● **Task to carry out**:
Your task is to repeat all of the data exactly while excluding the pictures.

● **Data in this exercise**:
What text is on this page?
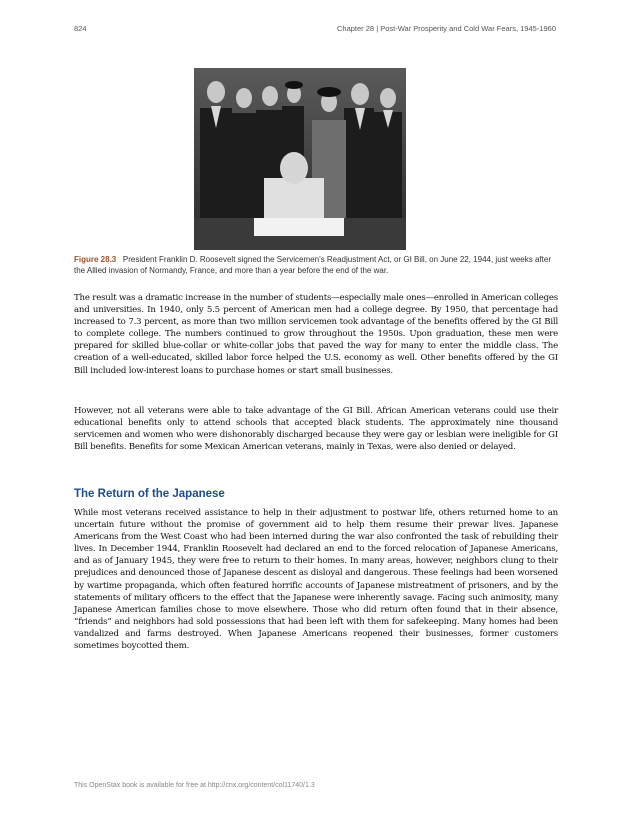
824	Chapter 28 | Post-War Prosperity and Cold War Fears, 1945-1960
Figure 28.3 President Franklin D. Roosevelt signed the Servicemen’s Readjustment Act, or GI Bill, on June 22, 1944, just weeks after the Allied invasion of Normandy, France, and more than a year before the end of the war.

The result was a dramatic increase in the number of students—especially male ones—enrolled in American colleges and universities. In 1940, only 5.5 percent of American men had a college degree. By 1950, that percentage had increased to 7.3 percent, as more than two million servicemen took advantage of the benefits offered by the GI Bill to complete college. The numbers continued to grow throughout the 1950s. Upon graduation, these men were prepared for skilled blue-collar or white-collar jobs that paved the way for many to enter the middle class. The creation of a well-educated, skilled labor force helped the U.S. economy as well. Other benefits offered by the GI Bill included low-interest loans to purchase homes or start small businesses.

However, not all veterans were able to take advantage of the GI Bill. African American veterans could use their educational benefits only to attend schools that accepted black students. The approximately nine thousand servicemen and women who were dishonorably discharged because they were gay or lesbian were ineligible for GI Bill benefits. Benefits for some Mexican American veterans, mainly in Texas, were also denied or delayed.

The Return of the Japanese

While most veterans received assistance to help in their adjustment to postwar life, others returned home to an uncertain future without the promise of government aid to help them resume their prewar lives. Japanese Americans from the West Coast who had been interned during the war also confronted the task of rebuilding their lives. In December 1944, Franklin Roosevelt had declared an end to the forced relocation of Japanese Americans, and as of January 1945, they were free to return to their homes. In many areas, however, neighbors clung to their prejudices and denounced those of Japanese descent as disloyal and dangerous. These feelings had been worsened by wartime propaganda, which often featured horrific accounts of Japanese mistreatment of prisoners, and by the statements of military officers to the effect that the Japanese were inherently savage. Facing such animosity, many Japanese American families chose to move elsewhere. Those who did return often found that in their absence, “friends” and neighbors had sold possessions that had been left with them for safekeeping. Many homes had been vandalized and farms destroyed. When Japanese Americans reopened their businesses, former customers sometimes boycotted them.

This OpenStax book is available for free at http://cnx.org/content/col11740/1.3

● **Reply**:
What text is on this page?
824	Chapter 28 | Post-War Prosperity and Cold War Fears, 1945-1960
Figure 28.3 President Franklin D. Roosevelt signed the Servicemen’s Readjustment Act, or GI Bill, on June 22, 1944, just weeks after the Allied invasion of Normandy, France, and more than a year before the end of the war.

The result was a dramatic increase in the number of students—especially male ones—enrolled in American colleges and universities. In 1940, only 5.5 percent of American men had a college degree. By 1950, that percentage had increased to 7.3 percent, as more than two million servicemen took advantage of the benefits offered by the GI Bill to complete college. The numbers continued to grow throughout the 1950s. Upon graduation, these men were prepared for skilled blue-collar or white-collar jobs that paved the way for many to enter the middle class. The creation of a well-educated, skilled labor force helped the U.S. economy as well. Other benefits offered by the GI Bill included low-interest loans to purchase homes or start small businesses.

However, not all veterans were able to take advantage of the GI Bill. African American veterans could use their educational benefits only to attend schools that accepted black students. The approximately nine thousand servicemen and women who were dishonorably discharged because they were gay or lesbian were ineligible for GI Bill benefits. Benefits for some Mexican American veterans, mainly in Texas, were also denied or delayed.

The Return of the Japanese

While most veterans received assistance to help in their adjustment to postwar life, others returned home to an uncertain future without the promise of government aid to help them resume their prewar lives. Japanese Americans from the West Coast who had been interned during the war also confronted the task of rebuilding their lives. In December 1944, Franklin Roosevelt had declared an end to the forced relocation of Japanese Americans, and as of January 1945, they were free to return to their homes. In many areas, however, neighbors clung to their prejudices and denounced those of Japanese descent as disloyal and dangerous. These feelings had been worsened by wartime propaganda, which often featured horrific accounts of Japanese mistreatment of prisoners, and by the statements of military officers to the effect that the Japanese were inherently savage. Facing such animosity, many Japanese American families chose to move elsewhere. Those who did return often found that in their absence, “friends” and neighbors had sold possessions that had been left with them for safekeeping. Many homes had been vandalized and farms destroyed. When Japanese Americans reopened their businesses, former customers sometimes boycotted them.

This OpenStax book is available for free at http://cnx.org/content/col11740/1.3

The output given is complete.